Goal
Say how many lines hold the string "vacuum", and nothing more.

────────────────

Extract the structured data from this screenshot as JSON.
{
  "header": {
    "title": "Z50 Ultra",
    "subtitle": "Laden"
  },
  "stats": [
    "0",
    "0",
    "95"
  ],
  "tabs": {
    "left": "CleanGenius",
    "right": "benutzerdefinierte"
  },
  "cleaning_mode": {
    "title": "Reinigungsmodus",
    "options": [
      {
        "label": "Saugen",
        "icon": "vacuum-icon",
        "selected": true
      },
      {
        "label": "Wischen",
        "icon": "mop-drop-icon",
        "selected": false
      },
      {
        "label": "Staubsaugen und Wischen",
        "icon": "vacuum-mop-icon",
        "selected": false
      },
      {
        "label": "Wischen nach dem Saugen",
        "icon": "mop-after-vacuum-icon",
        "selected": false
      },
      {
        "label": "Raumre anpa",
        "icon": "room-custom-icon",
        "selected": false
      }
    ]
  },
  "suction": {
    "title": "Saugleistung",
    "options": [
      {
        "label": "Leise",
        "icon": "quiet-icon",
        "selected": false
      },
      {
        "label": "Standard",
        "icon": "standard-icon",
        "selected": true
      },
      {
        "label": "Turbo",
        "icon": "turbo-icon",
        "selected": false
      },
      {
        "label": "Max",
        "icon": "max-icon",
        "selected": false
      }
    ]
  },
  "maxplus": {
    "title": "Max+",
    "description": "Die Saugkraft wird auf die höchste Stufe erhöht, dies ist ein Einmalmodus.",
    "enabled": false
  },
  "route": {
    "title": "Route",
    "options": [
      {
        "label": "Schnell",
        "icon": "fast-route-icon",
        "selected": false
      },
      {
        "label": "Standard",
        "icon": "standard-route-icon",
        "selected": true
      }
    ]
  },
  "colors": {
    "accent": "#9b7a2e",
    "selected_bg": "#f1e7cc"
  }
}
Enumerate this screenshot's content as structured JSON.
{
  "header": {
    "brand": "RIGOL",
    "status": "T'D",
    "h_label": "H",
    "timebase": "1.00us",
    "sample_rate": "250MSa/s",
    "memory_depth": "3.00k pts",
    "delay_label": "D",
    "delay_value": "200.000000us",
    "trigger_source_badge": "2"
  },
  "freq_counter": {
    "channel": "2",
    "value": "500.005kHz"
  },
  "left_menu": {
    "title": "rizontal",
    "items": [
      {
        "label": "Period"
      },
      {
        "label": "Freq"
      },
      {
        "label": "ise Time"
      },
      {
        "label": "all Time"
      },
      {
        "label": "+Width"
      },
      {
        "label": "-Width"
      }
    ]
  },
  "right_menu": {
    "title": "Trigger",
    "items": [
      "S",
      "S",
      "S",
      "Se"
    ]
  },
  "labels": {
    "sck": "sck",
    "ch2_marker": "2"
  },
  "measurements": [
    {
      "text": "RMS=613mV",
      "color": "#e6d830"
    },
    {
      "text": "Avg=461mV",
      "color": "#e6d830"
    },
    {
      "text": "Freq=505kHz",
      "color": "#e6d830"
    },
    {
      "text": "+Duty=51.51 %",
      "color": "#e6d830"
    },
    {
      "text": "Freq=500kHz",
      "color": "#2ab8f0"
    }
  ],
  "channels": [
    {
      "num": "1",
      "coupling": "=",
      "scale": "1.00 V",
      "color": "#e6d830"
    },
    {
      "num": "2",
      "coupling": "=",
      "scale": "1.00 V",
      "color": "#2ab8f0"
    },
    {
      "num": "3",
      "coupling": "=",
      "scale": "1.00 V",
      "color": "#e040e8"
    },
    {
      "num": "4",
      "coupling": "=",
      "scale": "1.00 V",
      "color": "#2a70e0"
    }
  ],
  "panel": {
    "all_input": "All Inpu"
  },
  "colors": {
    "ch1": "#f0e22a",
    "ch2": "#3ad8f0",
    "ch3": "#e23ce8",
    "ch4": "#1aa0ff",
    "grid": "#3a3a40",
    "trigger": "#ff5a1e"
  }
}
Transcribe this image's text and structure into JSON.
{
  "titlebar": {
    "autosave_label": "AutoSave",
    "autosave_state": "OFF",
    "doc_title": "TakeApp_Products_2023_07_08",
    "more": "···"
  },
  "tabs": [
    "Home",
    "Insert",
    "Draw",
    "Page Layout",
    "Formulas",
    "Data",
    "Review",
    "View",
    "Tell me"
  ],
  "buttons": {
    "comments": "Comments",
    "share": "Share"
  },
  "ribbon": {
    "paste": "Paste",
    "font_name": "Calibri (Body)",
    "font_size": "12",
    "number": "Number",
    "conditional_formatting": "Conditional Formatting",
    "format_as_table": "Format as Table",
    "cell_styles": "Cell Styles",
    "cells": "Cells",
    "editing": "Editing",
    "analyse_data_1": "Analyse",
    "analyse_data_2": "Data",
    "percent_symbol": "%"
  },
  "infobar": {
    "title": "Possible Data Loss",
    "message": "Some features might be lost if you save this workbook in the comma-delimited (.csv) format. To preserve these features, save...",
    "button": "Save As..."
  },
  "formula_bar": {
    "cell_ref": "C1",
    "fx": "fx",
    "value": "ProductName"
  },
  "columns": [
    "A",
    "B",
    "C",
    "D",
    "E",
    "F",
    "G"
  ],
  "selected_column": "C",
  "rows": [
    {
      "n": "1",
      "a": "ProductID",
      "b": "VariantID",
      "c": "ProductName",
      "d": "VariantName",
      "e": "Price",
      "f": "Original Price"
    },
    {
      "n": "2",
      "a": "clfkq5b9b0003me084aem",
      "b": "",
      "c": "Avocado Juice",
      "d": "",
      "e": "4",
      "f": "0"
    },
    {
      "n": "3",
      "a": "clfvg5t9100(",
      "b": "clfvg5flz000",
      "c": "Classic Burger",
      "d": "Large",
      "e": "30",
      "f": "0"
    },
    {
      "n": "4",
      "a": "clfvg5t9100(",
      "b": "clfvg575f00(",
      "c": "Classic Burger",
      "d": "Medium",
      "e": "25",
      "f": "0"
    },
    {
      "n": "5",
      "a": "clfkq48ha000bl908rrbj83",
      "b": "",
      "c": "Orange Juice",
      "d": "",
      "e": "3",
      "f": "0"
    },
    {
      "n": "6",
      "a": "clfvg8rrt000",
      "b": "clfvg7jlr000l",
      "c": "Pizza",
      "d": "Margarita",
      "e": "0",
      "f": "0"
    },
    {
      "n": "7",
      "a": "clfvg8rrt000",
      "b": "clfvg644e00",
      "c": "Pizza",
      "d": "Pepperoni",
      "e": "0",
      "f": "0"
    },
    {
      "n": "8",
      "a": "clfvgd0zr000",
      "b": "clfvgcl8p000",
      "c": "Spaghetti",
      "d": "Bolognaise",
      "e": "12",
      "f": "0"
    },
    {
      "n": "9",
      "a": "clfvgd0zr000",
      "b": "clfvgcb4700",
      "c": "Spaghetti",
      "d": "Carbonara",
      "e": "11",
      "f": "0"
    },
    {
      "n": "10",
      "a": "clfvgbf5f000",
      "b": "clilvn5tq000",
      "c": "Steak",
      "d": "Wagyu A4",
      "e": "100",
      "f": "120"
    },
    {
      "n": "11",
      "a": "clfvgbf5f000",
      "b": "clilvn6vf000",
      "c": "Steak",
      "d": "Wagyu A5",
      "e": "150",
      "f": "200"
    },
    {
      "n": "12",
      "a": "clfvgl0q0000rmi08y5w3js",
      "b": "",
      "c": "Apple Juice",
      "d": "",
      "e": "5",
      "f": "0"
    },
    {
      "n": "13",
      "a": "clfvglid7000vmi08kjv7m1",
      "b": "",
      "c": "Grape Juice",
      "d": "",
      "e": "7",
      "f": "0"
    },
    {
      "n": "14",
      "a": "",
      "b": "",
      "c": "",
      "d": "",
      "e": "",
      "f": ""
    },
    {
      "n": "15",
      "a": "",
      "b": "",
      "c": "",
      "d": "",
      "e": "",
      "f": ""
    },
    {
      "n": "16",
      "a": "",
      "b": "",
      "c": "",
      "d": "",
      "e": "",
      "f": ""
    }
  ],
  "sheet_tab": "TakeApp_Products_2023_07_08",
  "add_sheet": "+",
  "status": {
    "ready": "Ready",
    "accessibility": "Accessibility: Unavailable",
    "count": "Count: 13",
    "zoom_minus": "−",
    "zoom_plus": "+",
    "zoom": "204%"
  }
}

────────────────

Task response
3